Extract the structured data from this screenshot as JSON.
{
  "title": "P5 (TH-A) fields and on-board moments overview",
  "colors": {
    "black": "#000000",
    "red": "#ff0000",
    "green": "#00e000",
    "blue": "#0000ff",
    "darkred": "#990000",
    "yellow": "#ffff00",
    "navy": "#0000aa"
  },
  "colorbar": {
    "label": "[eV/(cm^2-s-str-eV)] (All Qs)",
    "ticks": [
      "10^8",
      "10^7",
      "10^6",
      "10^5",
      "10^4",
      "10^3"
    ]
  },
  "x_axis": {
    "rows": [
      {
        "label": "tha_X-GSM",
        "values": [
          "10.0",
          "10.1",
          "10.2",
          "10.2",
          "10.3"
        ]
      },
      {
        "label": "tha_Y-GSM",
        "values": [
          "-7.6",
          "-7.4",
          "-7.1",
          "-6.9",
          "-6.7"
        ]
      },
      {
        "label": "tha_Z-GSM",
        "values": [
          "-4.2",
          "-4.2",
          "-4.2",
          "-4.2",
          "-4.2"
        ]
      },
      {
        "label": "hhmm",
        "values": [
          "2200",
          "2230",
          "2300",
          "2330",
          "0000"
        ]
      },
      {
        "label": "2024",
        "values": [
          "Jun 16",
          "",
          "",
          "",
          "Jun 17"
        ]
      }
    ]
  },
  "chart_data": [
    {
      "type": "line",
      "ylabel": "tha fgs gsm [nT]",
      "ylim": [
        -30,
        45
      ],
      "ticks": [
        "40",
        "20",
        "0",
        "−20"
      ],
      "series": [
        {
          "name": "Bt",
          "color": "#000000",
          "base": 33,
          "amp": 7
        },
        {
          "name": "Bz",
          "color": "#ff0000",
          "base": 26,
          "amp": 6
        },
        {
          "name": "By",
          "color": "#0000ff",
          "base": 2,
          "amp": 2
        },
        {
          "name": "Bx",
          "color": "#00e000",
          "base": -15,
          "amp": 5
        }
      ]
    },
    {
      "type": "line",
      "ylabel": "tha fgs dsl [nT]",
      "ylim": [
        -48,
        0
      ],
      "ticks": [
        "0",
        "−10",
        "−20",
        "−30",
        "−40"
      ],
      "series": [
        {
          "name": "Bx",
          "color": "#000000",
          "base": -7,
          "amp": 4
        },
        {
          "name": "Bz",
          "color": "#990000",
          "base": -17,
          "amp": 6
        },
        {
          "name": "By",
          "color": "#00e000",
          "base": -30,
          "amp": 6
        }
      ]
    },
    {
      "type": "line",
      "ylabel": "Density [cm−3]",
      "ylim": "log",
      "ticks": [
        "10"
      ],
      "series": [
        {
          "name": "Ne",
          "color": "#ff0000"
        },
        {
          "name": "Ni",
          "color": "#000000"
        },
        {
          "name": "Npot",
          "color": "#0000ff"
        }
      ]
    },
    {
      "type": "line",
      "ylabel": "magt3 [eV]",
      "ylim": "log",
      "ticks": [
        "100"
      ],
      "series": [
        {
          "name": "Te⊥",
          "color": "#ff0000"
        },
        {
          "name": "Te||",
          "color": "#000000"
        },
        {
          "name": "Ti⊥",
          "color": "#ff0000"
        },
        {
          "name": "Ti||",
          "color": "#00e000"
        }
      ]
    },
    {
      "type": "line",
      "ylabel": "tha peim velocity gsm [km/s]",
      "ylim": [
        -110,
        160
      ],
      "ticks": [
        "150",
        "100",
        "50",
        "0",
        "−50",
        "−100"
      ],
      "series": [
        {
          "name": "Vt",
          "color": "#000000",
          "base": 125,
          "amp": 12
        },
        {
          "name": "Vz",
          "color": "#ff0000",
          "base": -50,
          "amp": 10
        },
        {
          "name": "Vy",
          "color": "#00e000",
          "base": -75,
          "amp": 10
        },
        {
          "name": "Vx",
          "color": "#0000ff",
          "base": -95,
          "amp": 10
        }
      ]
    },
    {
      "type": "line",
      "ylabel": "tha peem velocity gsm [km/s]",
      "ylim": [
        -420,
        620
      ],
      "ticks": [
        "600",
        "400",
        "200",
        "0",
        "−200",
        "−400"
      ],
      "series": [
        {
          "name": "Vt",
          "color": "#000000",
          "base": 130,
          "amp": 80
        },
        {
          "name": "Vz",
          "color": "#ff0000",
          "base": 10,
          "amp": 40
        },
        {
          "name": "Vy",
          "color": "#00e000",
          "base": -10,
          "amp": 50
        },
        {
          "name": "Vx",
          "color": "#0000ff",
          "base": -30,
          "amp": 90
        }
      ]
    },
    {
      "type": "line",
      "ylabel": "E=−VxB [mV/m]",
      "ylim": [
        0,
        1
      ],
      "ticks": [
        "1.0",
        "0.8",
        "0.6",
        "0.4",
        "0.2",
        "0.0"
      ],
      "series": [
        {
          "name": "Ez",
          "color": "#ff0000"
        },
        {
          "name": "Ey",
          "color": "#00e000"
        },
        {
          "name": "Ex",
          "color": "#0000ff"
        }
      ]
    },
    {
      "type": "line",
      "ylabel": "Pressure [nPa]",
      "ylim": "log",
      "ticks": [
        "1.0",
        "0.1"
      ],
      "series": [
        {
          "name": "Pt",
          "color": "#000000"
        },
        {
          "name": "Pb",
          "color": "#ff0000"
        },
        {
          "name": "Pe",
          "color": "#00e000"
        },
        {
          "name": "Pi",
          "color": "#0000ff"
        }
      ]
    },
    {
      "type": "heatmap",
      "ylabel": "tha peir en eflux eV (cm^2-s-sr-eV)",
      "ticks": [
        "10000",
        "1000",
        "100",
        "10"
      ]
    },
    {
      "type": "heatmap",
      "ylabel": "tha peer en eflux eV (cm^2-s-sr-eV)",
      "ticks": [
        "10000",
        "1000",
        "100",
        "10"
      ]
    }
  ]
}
○ ○ ○ ○
Show the data once more, exactly as it was written.

Extract the structured data from this screenshot as JSON.
{
  "title": "P5 (TH-A) fields and on-board moments overview",
  "colors": {
    "black": "#000000",
    "red": "#ff0000",
    "green": "#00e000",
    "blue": "#0000ff",
    "darkred": "#990000",
    "yellow": "#ffff00",
    "navy": "#0000aa"
  },
  "colorbar": {
    "label": "[eV/(cm^2-s-str-eV)] (All Qs)",
    "ticks": [
      "10^8",
      "10^7",
      "10^6",
      "10^5",
      "10^4",
      "10^3"
    ]
  },
  "x_axis": {
    "rows": [
      {
        "label": "tha_X-GSM",
        "values": [
          "10.0",
          "10.1",
          "10.2",
          "10.2",
          "10.3"
        ]
      },
      {
        "label": "tha_Y-GSM",
        "values": [
          "-7.6",
          "-7.4",
          "-7.1",
          "-6.9",
          "-6.7"
        ]
      },
      {
        "label": "tha_Z-GSM",
        "values": [
          "-4.2",
          "-4.2",
          "-4.2",
          "-4.2",
          "-4.2"
        ]
      },
      {
        "label": "hhmm",
        "values": [
          "2200",
          "2230",
          "2300",
          "2330",
          "0000"
        ]
      },
      {
        "label": "2024",
        "values": [
          "Jun 16",
          "",
          "",
          "",
          "Jun 17"
        ]
      }
    ]
  },
  "chart_data": [
    {
      "type": "line",
      "ylabel": "tha fgs gsm [nT]",
      "ylim": [
        -30,
        45
      ],
      "ticks": [
        "40",
        "20",
        "0",
        "−20"
      ],
      "series": [
        {
          "name": "Bt",
          "color": "#000000",
          "base": 33,
          "amp": 7
        },
        {
          "name": "Bz",
          "color": "#ff0000",
          "base": 26,
          "amp": 6
        },
        {
          "name": "By",
          "color": "#0000ff",
          "base": 2,
          "amp": 2
        },
        {
          "name": "Bx",
          "color": "#00e000",
          "base": -15,
          "amp": 5
        }
      ]
    },
    {
      "type": "line",
      "ylabel": "tha fgs dsl [nT]",
      "ylim": [
        -48,
        0
      ],
      "ticks": [
        "0",
        "−10",
        "−20",
        "−30",
        "−40"
      ],
      "series": [
        {
          "name": "Bx",
          "color": "#000000",
          "base": -7,
          "amp": 4
        },
        {
          "name": "Bz",
          "color": "#990000",
          "base": -17,
          "amp": 6
        },
        {
          "name": "By",
          "color": "#00e000",
          "base": -30,
          "amp": 6
        }
      ]
    },
    {
      "type": "line",
      "ylabel": "Density [cm−3]",
      "ylim": "log",
      "ticks": [
        "10"
      ],
      "series": [
        {
          "name": "Ne",
          "color": "#ff0000"
        },
        {
          "name": "Ni",
          "color": "#000000"
        },
        {
          "name": "Npot",
          "color": "#0000ff"
        }
      ]
    },
    {
      "type": "line",
      "ylabel": "magt3 [eV]",
      "ylim": "log",
      "ticks": [
        "100"
      ],
      "series": [
        {
          "name": "Te⊥",
          "color": "#ff0000"
        },
        {
          "name": "Te||",
          "color": "#000000"
        },
        {
          "name": "Ti⊥",
          "color": "#ff0000"
        },
        {
          "name": "Ti||",
          "color": "#00e000"
        }
      ]
    },
    {
      "type": "line",
      "ylabel": "tha peim velocity gsm [km/s]",
      "ylim": [
        -110,
        160
      ],
      "ticks": [
        "150",
        "100",
        "50",
        "0",
        "−50",
        "−100"
      ],
      "series": [
        {
          "name": "Vt",
          "color": "#000000",
          "base": 125,
          "amp": 12
        },
        {
          "name": "Vz",
          "color": "#ff0000",
          "base": -50,
          "amp": 10
        },
        {
          "name": "Vy",
          "color": "#00e000",
          "base": -75,
          "amp": 10
        },
        {
          "name": "Vx",
          "color": "#0000ff",
          "base": -95,
          "amp": 10
        }
      ]
    },
    {
      "type": "line",
      "ylabel": "tha peem velocity gsm [km/s]",
      "ylim": [
        -420,
        620
      ],
      "ticks": [
        "600",
        "400",
        "200",
        "0",
        "−200",
        "−400"
      ],
      "series": [
        {
          "name": "Vt",
          "color": "#000000",
          "base": 130,
          "amp": 80
        },
        {
          "name": "Vz",
          "color": "#ff0000",
          "base": 10,
          "amp": 40
        },
        {
          "name": "Vy",
          "color": "#00e000",
          "base": -10,
          "amp": 50
        },
        {
          "name": "Vx",
          "color": "#0000ff",
          "base": -30,
          "amp": 90
        }
      ]
    },
    {
      "type": "line",
      "ylabel": "E=−VxB [mV/m]",
      "ylim": [
        0,
        1
      ],
      "ticks": [
        "1.0",
        "0.8",
        "0.6",
        "0.4",
        "0.2",
        "0.0"
      ],
      "series": [
        {
          "name": "Ez",
          "color": "#ff0000"
        },
        {
          "name": "Ey",
          "color": "#00e000"
        },
        {
          "name": "Ex",
          "color": "#0000ff"
        }
      ]
    },
    {
      "type": "line",
      "ylabel": "Pressure [nPa]",
      "ylim": "log",
      "ticks": [
        "1.0",
        "0.1"
      ],
      "series": [
        {
          "name": "Pt",
          "color": "#000000"
        },
        {
          "name": "Pb",
          "color": "#ff0000"
        },
        {
          "name": "Pe",
          "color": "#00e000"
        },
        {
          "name": "Pi",
          "color": "#0000ff"
        }
      ]
    },
    {
      "type": "heatmap",
      "ylabel": "tha peir en eflux eV (cm^2-s-sr-eV)",
      "ticks": [
        "10000",
        "1000",
        "100",
        "10"
      ]
    },
    {
      "type": "heatmap",
      "ylabel": "tha peer en eflux eV (cm^2-s-sr-eV)",
      "ticks": [
        "10000",
        "1000",
        "100",
        "10"
      ]
    }
  ]
}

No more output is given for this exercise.